■ AIM: Whenever a line below holds the word "activity", copy that line.

— Start RECORD LIST —

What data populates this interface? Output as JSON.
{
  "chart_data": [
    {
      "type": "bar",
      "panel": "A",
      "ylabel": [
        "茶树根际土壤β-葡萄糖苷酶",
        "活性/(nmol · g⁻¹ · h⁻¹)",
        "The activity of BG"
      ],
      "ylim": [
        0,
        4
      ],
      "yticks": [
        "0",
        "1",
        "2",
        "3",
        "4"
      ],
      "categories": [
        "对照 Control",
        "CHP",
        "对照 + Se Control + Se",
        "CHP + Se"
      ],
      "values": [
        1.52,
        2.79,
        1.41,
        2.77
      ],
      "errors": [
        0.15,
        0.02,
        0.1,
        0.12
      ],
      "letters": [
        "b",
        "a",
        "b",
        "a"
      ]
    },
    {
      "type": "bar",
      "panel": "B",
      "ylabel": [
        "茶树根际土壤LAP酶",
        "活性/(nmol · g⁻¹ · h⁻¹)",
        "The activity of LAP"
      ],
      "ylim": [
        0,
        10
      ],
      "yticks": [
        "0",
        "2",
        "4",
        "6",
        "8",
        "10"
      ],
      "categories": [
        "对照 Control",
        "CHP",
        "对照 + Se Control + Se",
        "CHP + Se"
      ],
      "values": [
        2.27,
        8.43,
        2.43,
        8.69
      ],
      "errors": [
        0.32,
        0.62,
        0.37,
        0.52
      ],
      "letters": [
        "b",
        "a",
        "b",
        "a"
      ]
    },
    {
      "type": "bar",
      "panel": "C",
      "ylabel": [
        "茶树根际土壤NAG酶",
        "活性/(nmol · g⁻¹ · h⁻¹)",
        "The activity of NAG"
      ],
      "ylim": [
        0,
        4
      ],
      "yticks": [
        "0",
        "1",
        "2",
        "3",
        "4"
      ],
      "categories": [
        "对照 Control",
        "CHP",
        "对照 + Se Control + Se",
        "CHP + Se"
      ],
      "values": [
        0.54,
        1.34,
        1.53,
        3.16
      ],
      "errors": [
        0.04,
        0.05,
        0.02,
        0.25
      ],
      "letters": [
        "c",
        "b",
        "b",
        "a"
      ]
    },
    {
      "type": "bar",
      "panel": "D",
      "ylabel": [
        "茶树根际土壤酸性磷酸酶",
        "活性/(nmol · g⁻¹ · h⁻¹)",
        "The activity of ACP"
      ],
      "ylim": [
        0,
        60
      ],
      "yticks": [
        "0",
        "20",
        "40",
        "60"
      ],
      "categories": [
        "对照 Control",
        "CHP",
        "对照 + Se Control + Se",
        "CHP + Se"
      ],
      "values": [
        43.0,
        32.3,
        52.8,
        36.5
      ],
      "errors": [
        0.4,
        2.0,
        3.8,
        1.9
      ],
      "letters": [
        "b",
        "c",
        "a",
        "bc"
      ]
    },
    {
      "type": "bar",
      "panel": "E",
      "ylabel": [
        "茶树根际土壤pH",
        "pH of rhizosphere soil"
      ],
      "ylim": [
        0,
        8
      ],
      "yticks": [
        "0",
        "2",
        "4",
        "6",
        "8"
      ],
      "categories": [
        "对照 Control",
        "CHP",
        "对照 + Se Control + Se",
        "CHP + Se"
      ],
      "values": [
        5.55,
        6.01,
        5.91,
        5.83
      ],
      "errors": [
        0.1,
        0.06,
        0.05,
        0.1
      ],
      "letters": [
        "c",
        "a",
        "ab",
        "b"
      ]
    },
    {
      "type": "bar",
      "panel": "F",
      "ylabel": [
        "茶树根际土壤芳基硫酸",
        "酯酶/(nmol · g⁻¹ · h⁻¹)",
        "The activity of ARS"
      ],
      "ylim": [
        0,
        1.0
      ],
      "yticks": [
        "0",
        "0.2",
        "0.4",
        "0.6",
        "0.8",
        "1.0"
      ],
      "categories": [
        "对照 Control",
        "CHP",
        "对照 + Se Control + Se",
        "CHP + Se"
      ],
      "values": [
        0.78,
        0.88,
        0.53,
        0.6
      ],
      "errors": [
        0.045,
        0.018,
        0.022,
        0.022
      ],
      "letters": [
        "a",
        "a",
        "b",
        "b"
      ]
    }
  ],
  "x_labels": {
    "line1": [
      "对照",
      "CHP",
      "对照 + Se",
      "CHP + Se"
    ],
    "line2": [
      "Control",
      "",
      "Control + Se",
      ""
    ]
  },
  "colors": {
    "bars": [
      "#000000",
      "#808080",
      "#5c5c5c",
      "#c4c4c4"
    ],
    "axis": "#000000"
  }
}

— End RECORD LIST —

■ FINAL ANSWER:
        "The activity of BG"
        "The activity of LAP"
        "The activity of NAG"
        "The activity of ACP"
        "The activity of ARS"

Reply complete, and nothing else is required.